Your copy of the material must match it exactly, except that pictures are dropped.
..........
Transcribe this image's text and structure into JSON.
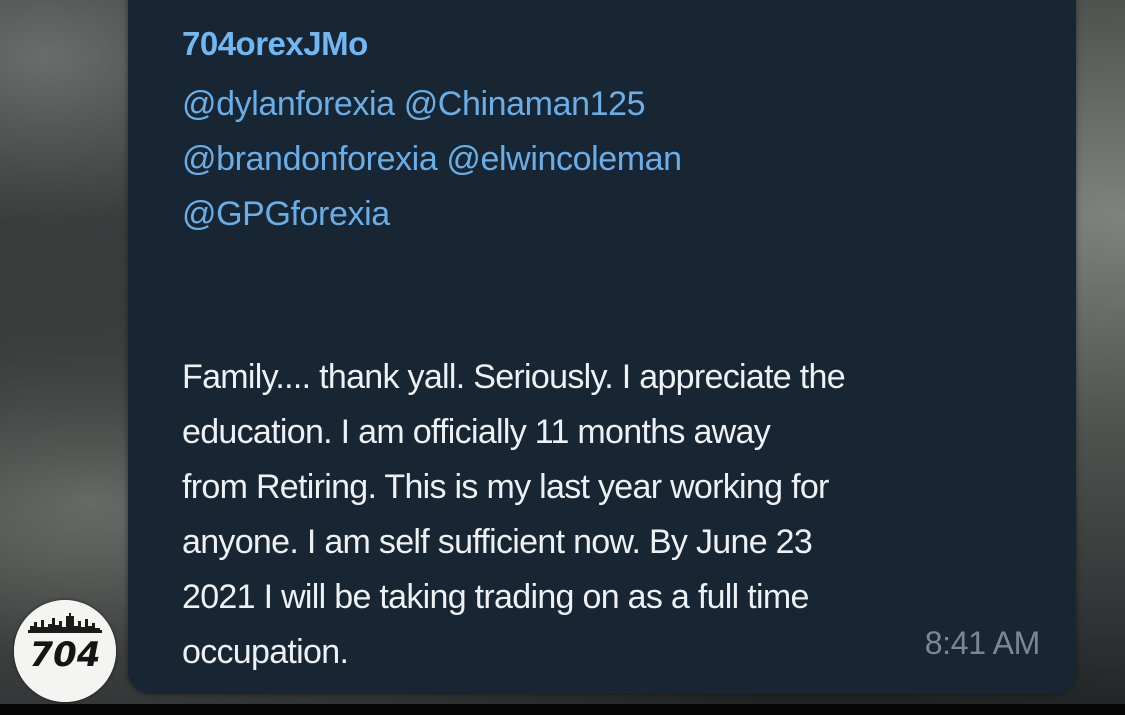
{
  "message": {
    "sender_name": "704orexJMo",
    "mention_lines": [
      "@dylanforexia @Chinaman125",
      "@brandonforexia @elwincoleman",
      "@GPGforexia"
    ],
    "body_text": "Family.... thank yall. Seriously. I appreciate the\neducation. I am officially 11 months away\nfrom Retiring. This is my last year working for\nanyone. I am self sufficient now. By June 23\n2021 I will be taking trading on as a full time\noccupation.",
    "timestamp": "8:41 AM"
  },
  "avatar": {
    "logo_text": "704",
    "icon": "skyline-logo-icon"
  },
  "colors": {
    "bubble_background": "#182533",
    "sender_name": "#71b8f3",
    "mention_link": "#6aaee8",
    "message_text": "#eef1f4",
    "timestamp": "#7b8894"
  }
}
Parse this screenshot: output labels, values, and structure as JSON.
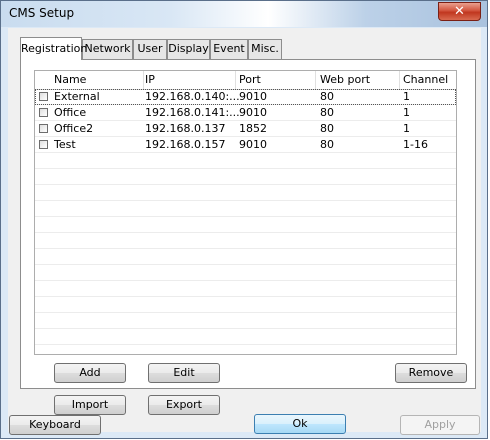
{
  "window": {
    "title": "CMS Setup"
  },
  "tabs": [
    {
      "label": "Registration",
      "active": true
    },
    {
      "label": "Network",
      "active": false
    },
    {
      "label": "User",
      "active": false
    },
    {
      "label": "Display",
      "active": false
    },
    {
      "label": "Event",
      "active": false
    },
    {
      "label": "Misc.",
      "active": false
    }
  ],
  "table": {
    "columns": [
      "Name",
      "IP",
      "Port",
      "Web port",
      "Channel"
    ],
    "rows": [
      {
        "checked": false,
        "name": "External",
        "ip": "192.168.0.140:...",
        "port": "9010",
        "web_port": "80",
        "channel": "1"
      },
      {
        "checked": false,
        "name": "Office",
        "ip": "192.168.0.141:...",
        "port": "9010",
        "web_port": "80",
        "channel": "1"
      },
      {
        "checked": false,
        "name": "Office2",
        "ip": "192.168.0.137",
        "port": "1852",
        "web_port": "80",
        "channel": "1"
      },
      {
        "checked": false,
        "name": "Test",
        "ip": "192.168.0.157",
        "port": "9010",
        "web_port": "80",
        "channel": "1-16"
      }
    ]
  },
  "buttons": {
    "add": "Add",
    "edit": "Edit",
    "remove": "Remove",
    "import": "Import",
    "export": "Export",
    "keyboard": "Keyboard",
    "ok": "Ok",
    "apply": "Apply"
  }
}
..........
§ **PROBLEM SOLUTION**:
Transcribe this image's text and structure into JSON.
{
  "message": {
    "sender_name": "704orexJMo",
    "mention_lines": [
      "@dylanforexia @Chinaman125",
      "@brandonforexia @elwincoleman",
      "@GPGforexia"
    ],
    "body_text": "Family.... thank yall. Seriously. I appreciate the\neducation. I am officially 11 months away\nfrom Retiring. This is my last year working for\nanyone. I am self sufficient now. By June 23\n2021 I will be taking trading on as a full time\noccupation.",
    "timestamp": "8:41 AM"
  },
  "avatar": {
    "logo_text": "704",
    "icon": "skyline-logo-icon"
  },
  "colors": {
    "bubble_background": "#182533",
    "sender_name": "#71b8f3",
    "mention_link": "#6aaee8",
    "message_text": "#eef1f4",
    "timestamp": "#7b8894"
  }
}
Parse this screenshot: output labels, values, and structure as JSON.
{
  "window": {
    "title": "CMS Setup"
  },
  "tabs": [
    {
      "label": "Registration",
      "active": true
    },
    {
      "label": "Network",
      "active": false
    },
    {
      "label": "User",
      "active": false
    },
    {
      "label": "Display",
      "active": false
    },
    {
      "label": "Event",
      "active": false
    },
    {
      "label": "Misc.",
      "active": false
    }
  ],
  "table": {
    "columns": [
      "Name",
      "IP",
      "Port",
      "Web port",
      "Channel"
    ],
    "rows": [
      {
        "checked": false,
        "name": "External",
        "ip": "192.168.0.140:...",
        "port": "9010",
        "web_port": "80",
        "channel": "1"
      },
      {
        "checked": false,
        "name": "Office",
        "ip": "192.168.0.141:...",
        "port": "9010",
        "web_port": "80",
        "channel": "1"
      },
      {
        "checked": false,
        "name": "Office2",
        "ip": "192.168.0.137",
        "port": "1852",
        "web_port": "80",
        "channel": "1"
      },
      {
        "checked": false,
        "name": "Test",
        "ip": "192.168.0.157",
        "port": "9010",
        "web_port": "80",
        "channel": "1-16"
      }
    ]
  },
  "buttons": {
    "add": "Add",
    "edit": "Edit",
    "remove": "Remove",
    "import": "Import",
    "export": "Export",
    "keyboard": "Keyboard",
    "ok": "Ok",
    "apply": "Apply"
  }
}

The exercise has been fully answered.